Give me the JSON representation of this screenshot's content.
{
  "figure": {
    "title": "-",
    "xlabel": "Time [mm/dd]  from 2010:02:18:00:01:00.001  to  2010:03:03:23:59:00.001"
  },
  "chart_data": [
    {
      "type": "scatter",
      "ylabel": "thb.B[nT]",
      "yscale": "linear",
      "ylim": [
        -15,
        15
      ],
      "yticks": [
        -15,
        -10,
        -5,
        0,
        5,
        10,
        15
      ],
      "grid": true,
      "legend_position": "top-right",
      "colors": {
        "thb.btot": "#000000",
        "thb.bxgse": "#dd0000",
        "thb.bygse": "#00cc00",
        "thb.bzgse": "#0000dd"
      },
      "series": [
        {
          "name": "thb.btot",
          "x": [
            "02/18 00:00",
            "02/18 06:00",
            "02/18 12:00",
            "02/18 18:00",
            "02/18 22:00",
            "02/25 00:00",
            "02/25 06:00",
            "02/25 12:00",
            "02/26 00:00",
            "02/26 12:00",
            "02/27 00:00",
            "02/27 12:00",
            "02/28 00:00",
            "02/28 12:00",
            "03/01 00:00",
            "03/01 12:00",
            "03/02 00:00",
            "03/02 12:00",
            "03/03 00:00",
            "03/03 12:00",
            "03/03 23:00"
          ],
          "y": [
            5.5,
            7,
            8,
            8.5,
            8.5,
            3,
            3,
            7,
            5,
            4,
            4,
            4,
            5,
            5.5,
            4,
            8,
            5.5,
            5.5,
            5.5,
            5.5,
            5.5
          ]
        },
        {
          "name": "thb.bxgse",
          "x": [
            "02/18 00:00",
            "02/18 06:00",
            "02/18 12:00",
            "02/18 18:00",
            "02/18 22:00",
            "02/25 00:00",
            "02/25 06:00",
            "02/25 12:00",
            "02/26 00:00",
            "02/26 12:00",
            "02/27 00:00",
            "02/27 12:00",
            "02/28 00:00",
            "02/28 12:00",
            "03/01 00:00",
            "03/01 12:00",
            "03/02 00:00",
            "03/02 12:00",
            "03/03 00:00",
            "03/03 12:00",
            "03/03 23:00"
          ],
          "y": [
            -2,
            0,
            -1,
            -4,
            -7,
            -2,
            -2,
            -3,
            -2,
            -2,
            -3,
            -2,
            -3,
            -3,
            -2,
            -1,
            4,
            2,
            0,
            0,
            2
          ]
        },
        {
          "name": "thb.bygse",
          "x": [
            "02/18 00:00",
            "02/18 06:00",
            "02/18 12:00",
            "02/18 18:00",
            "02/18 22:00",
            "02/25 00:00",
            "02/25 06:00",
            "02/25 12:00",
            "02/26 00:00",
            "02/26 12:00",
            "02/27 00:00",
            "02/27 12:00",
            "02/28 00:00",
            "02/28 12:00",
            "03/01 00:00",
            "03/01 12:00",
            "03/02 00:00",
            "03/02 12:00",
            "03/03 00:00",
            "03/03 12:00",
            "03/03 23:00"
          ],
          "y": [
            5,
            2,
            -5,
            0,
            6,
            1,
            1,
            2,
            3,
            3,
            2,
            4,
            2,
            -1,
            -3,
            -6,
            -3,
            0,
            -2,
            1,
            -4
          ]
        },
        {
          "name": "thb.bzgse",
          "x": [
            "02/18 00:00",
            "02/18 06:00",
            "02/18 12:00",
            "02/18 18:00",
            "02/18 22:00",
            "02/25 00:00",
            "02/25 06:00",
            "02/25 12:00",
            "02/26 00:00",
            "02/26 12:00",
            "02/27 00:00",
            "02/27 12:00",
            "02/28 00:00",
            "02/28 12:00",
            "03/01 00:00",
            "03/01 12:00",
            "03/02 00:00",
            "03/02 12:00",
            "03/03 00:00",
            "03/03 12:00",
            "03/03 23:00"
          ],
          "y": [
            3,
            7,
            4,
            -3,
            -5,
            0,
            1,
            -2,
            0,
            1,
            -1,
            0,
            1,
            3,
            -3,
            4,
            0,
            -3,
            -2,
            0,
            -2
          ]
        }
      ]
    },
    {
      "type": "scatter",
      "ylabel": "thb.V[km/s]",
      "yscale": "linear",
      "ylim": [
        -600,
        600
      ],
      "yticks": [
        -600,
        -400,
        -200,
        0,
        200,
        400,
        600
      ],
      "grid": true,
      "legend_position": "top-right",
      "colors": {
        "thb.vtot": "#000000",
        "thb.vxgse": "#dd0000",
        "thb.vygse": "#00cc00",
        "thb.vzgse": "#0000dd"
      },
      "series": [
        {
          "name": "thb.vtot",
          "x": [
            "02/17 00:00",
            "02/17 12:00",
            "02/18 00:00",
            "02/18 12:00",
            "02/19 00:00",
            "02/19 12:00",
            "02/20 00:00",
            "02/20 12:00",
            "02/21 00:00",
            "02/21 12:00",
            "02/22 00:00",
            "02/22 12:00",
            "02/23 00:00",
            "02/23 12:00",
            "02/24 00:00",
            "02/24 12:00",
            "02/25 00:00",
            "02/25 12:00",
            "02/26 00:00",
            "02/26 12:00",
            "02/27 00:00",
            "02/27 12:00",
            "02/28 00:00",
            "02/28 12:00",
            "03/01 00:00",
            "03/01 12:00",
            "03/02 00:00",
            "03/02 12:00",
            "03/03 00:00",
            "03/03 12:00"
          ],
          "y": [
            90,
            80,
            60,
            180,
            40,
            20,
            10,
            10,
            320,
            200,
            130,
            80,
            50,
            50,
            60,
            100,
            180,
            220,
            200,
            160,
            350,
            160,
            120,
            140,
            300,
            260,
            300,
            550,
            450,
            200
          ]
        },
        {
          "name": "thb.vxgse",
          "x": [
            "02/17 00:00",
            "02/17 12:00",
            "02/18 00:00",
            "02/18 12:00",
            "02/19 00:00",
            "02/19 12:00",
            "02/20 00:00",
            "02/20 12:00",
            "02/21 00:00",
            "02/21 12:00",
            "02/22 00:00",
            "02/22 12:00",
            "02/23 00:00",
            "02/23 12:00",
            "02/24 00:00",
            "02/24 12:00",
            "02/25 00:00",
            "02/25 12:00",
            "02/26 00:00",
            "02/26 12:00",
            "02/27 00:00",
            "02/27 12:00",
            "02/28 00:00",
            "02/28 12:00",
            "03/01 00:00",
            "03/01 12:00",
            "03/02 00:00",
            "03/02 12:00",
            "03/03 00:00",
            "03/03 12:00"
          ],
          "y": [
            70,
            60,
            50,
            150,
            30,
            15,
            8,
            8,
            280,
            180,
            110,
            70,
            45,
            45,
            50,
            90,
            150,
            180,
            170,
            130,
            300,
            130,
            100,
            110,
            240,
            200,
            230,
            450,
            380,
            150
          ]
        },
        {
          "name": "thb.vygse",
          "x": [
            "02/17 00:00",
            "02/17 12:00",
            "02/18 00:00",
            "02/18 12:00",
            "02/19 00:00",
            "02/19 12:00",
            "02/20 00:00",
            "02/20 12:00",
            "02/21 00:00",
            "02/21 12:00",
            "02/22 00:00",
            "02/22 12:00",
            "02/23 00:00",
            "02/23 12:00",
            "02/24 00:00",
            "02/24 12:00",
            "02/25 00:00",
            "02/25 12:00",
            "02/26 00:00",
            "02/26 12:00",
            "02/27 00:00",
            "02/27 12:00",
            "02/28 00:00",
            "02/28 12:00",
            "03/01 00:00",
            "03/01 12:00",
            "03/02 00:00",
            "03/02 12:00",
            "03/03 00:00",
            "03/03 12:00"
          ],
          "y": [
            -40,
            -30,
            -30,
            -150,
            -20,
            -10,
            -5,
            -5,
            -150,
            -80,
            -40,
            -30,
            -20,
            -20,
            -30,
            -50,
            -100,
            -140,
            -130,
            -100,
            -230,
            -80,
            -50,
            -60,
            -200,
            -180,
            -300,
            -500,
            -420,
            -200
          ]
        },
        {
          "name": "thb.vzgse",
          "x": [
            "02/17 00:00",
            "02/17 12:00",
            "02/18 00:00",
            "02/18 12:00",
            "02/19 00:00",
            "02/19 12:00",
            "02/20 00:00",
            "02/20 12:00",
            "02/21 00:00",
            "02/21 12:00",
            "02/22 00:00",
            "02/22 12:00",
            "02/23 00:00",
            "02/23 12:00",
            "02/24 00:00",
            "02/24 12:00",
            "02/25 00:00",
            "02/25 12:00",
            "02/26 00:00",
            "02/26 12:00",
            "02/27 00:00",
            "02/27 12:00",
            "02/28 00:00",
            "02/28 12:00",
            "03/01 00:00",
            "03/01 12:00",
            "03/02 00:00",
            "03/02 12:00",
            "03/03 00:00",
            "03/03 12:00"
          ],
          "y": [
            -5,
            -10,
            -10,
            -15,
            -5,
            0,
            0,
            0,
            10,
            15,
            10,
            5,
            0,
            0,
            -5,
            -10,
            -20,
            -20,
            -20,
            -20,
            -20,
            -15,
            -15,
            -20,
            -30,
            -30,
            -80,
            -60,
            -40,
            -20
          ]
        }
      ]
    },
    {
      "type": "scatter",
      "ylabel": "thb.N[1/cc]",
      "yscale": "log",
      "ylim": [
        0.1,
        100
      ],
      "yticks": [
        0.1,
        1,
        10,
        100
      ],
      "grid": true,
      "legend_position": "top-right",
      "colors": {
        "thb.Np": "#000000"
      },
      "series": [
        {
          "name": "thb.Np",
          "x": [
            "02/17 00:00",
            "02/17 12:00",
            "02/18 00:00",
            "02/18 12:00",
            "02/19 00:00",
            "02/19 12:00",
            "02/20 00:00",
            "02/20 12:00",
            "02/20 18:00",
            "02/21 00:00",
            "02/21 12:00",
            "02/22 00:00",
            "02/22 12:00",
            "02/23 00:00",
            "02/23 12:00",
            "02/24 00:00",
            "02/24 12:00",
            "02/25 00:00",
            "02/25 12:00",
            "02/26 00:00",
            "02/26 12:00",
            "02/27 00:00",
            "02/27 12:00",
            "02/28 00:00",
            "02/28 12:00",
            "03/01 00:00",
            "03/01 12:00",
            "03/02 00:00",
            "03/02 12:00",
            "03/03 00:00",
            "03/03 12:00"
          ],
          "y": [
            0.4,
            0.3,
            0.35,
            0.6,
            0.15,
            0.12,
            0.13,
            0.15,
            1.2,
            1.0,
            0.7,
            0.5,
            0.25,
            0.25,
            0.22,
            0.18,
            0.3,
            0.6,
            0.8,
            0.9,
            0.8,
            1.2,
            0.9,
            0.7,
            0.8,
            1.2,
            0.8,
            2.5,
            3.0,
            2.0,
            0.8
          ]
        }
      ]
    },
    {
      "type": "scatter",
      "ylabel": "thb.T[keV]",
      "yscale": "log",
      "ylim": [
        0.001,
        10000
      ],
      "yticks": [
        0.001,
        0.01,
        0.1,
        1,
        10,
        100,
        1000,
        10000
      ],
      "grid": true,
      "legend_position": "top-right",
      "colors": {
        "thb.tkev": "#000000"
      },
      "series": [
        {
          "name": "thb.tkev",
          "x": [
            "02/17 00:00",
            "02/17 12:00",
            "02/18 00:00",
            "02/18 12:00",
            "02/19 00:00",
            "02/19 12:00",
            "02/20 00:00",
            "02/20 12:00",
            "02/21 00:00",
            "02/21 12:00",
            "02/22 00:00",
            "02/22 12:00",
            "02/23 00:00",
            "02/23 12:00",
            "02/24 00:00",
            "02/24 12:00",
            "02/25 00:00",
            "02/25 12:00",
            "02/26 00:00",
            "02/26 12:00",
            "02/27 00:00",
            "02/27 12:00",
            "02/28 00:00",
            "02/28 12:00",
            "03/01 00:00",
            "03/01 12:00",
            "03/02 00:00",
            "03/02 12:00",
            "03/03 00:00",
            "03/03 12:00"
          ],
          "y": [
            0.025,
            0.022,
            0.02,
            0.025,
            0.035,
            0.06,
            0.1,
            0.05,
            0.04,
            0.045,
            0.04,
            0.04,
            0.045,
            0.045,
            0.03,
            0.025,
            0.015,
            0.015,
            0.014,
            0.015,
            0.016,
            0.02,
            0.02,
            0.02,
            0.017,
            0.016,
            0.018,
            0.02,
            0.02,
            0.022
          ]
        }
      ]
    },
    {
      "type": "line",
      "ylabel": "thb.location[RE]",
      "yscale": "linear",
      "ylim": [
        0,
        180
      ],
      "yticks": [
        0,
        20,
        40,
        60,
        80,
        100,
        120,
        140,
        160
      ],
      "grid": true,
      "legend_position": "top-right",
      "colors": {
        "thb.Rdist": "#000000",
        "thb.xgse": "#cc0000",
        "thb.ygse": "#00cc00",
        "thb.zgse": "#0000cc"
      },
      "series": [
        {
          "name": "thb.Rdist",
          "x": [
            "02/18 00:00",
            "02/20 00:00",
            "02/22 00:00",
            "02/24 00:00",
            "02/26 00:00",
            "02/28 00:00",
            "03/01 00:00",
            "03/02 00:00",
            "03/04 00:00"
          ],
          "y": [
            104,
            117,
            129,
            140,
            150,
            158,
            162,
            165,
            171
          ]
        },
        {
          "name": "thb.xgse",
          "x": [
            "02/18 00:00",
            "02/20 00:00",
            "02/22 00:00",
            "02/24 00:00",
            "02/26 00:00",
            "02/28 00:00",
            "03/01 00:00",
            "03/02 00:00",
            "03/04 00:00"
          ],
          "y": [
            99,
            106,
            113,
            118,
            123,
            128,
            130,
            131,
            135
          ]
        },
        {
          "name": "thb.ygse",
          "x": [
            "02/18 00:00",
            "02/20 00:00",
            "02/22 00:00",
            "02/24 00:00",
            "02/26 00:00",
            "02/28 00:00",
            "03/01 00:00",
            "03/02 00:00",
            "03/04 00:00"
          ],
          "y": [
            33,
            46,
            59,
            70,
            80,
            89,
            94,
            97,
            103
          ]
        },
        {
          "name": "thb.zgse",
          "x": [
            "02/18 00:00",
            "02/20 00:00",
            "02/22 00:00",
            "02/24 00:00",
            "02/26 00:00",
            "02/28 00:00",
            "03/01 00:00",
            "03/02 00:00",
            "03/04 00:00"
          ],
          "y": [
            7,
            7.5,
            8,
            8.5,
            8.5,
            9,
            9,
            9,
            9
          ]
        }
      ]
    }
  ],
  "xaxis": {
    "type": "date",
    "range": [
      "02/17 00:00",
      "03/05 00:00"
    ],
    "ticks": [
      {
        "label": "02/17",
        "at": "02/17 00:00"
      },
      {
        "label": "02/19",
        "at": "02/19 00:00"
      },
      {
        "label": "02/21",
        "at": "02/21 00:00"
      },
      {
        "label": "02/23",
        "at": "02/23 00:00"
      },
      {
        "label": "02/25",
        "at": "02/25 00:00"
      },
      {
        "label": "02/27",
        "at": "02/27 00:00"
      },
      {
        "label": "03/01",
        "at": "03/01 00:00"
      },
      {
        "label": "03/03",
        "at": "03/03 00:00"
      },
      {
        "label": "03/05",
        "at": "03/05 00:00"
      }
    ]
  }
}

◆ ◆ ◆ ◆ ◆

Pick out every line above that holds the word "ylabel" and copy it.

RESULT FOR THIS TASK.
      "ylabel": "thb.B[nT]",
      "ylabel": "thb.V[km/s]",
      "ylabel": "thb.N[1/cc]",
      "ylabel": "thb.T[keV]",
      "ylabel": "thb.location[RE]",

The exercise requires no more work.